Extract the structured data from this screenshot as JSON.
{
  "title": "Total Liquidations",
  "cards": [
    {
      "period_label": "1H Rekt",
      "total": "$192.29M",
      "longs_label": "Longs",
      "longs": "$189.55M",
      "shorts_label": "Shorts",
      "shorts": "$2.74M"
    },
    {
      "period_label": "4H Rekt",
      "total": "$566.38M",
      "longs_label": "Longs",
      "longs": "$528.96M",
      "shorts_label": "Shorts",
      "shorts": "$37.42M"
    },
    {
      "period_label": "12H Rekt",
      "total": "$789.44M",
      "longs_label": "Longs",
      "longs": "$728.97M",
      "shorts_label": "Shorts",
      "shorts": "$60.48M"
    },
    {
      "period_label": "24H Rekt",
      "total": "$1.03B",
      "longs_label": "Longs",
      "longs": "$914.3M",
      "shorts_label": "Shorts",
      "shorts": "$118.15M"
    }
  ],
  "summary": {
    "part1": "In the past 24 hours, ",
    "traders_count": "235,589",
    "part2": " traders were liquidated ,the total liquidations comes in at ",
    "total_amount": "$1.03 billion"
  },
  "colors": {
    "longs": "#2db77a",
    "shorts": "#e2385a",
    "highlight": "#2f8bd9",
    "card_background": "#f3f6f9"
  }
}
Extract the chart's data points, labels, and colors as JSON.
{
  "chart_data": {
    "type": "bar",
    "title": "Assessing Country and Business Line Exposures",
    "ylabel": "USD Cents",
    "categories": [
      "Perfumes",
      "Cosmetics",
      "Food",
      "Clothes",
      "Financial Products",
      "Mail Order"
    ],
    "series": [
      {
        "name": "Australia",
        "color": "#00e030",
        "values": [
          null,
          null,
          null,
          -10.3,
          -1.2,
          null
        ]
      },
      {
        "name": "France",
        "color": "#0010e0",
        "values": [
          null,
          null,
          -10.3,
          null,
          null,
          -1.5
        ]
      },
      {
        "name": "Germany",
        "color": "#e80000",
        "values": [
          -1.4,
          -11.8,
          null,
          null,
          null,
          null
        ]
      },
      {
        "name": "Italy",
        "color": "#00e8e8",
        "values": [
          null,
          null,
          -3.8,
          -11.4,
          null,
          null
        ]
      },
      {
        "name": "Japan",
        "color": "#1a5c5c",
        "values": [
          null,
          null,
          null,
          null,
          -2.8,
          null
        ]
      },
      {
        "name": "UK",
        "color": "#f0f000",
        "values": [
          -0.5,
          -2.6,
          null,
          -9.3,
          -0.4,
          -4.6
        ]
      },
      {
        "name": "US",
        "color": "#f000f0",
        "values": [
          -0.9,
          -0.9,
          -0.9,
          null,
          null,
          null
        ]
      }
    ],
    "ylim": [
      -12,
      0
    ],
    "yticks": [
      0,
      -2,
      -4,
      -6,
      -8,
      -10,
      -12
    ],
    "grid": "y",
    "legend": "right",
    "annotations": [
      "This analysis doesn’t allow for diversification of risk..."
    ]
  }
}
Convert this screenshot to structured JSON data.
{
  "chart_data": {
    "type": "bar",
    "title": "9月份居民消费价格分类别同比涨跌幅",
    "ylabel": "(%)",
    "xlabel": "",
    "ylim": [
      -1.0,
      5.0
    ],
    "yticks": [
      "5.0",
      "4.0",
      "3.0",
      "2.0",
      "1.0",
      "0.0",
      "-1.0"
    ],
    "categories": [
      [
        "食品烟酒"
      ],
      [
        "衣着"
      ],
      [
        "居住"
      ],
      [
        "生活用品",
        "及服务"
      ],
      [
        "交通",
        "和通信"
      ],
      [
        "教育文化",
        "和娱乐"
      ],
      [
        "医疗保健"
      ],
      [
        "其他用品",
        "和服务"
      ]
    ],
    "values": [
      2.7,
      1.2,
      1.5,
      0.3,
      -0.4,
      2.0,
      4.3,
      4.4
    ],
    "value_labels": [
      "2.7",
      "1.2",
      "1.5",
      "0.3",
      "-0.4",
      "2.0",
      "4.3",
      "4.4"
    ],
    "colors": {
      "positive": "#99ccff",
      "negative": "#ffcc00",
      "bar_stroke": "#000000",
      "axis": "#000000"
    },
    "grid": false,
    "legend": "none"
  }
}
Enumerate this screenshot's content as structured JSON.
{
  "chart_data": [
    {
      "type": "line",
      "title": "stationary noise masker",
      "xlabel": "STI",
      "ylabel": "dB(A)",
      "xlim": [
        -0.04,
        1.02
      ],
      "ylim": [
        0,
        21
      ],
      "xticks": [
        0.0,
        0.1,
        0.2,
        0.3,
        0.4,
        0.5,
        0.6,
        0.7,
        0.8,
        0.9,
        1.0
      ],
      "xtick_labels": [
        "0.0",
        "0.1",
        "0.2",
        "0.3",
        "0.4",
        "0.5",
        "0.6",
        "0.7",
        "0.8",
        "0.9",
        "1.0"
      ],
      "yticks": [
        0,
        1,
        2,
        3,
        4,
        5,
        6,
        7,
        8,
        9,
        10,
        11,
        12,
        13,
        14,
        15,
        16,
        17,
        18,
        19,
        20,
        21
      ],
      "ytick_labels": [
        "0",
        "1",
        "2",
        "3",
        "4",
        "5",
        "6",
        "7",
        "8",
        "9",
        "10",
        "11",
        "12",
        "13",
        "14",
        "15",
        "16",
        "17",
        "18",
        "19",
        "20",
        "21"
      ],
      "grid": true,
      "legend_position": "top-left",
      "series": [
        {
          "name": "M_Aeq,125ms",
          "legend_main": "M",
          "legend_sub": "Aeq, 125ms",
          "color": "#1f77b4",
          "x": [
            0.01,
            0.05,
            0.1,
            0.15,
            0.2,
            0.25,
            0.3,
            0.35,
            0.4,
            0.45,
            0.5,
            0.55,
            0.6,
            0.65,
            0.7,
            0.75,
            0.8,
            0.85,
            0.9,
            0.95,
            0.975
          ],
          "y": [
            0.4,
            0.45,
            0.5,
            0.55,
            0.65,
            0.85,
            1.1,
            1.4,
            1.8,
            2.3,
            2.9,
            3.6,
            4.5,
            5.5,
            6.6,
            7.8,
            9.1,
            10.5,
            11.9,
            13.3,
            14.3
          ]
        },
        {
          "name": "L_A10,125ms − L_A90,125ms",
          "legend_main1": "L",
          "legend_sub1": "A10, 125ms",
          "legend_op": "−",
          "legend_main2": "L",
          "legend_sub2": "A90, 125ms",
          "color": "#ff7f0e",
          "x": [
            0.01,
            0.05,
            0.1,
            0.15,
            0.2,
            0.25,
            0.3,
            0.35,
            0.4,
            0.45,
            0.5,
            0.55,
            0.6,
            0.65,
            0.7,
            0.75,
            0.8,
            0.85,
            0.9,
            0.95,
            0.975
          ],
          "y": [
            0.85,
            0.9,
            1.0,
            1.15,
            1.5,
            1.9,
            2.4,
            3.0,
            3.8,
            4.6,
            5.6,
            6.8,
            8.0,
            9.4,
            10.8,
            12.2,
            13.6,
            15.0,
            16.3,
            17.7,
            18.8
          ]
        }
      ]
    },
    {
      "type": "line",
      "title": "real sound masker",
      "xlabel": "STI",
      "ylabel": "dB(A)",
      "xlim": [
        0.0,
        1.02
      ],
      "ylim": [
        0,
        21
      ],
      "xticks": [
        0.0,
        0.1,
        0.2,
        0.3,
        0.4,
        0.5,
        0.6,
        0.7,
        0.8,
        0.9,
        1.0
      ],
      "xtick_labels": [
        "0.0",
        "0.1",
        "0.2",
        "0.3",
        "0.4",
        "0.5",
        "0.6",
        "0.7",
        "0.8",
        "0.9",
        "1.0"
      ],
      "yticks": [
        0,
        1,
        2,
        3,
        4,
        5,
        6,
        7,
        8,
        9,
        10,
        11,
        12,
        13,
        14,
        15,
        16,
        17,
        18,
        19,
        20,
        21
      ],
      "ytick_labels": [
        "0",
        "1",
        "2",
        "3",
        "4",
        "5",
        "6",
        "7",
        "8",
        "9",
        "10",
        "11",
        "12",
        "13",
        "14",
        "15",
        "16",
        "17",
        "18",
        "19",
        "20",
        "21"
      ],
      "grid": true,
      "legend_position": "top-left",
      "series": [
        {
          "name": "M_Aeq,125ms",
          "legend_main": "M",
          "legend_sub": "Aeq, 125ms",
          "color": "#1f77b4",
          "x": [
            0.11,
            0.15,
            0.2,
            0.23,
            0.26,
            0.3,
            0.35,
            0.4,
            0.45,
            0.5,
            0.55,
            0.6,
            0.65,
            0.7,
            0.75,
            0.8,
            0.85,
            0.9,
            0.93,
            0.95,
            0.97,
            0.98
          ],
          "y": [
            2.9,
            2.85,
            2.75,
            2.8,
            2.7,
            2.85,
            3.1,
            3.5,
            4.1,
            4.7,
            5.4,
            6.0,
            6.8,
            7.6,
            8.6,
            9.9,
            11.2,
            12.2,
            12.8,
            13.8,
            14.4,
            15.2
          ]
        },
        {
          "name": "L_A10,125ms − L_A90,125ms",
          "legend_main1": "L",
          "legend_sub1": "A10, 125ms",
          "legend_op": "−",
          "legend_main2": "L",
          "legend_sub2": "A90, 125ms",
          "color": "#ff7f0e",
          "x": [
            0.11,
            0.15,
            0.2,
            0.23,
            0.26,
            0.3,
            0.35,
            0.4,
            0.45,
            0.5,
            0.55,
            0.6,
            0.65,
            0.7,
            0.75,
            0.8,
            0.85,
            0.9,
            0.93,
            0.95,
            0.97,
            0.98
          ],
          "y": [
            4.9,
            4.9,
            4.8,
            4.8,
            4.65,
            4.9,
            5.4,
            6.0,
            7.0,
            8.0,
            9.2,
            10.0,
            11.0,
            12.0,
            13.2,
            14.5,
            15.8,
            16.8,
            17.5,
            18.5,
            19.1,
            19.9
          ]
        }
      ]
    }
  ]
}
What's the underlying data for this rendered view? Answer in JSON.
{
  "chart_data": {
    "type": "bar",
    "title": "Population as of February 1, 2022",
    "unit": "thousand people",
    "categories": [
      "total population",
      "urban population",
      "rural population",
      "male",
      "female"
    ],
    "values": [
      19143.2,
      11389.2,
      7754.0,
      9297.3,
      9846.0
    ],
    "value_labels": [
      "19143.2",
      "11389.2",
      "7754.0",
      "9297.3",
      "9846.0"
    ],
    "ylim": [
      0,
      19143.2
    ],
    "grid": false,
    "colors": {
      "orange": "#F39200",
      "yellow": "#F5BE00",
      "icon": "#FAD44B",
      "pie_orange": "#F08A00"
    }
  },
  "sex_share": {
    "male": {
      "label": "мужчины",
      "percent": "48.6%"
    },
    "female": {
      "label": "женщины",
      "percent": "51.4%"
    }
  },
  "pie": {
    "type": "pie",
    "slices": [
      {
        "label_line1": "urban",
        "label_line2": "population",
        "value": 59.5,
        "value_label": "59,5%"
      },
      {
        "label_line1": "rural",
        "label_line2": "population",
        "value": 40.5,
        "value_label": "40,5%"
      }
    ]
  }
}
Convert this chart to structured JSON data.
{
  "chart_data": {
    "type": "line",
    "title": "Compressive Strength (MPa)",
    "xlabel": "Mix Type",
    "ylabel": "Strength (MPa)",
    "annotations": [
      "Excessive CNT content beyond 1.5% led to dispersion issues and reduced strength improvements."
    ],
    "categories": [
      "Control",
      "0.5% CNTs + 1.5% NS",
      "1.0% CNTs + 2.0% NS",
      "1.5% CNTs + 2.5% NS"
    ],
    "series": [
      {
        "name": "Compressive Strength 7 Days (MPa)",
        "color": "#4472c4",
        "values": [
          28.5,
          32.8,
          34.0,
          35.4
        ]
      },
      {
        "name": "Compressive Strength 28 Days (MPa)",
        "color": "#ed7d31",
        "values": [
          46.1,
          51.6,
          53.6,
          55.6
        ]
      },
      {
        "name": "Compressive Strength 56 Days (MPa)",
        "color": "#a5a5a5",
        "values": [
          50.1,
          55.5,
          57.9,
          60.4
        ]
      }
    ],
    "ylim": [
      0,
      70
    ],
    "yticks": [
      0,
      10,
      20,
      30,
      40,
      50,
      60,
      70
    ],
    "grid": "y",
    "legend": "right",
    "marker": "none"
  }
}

--------------------

• **Task description**:
In the listing above, locate each line with "masker" and copy it.

• **The output**:
      "title": "stationary noise masker",
      "title": "real sound masker",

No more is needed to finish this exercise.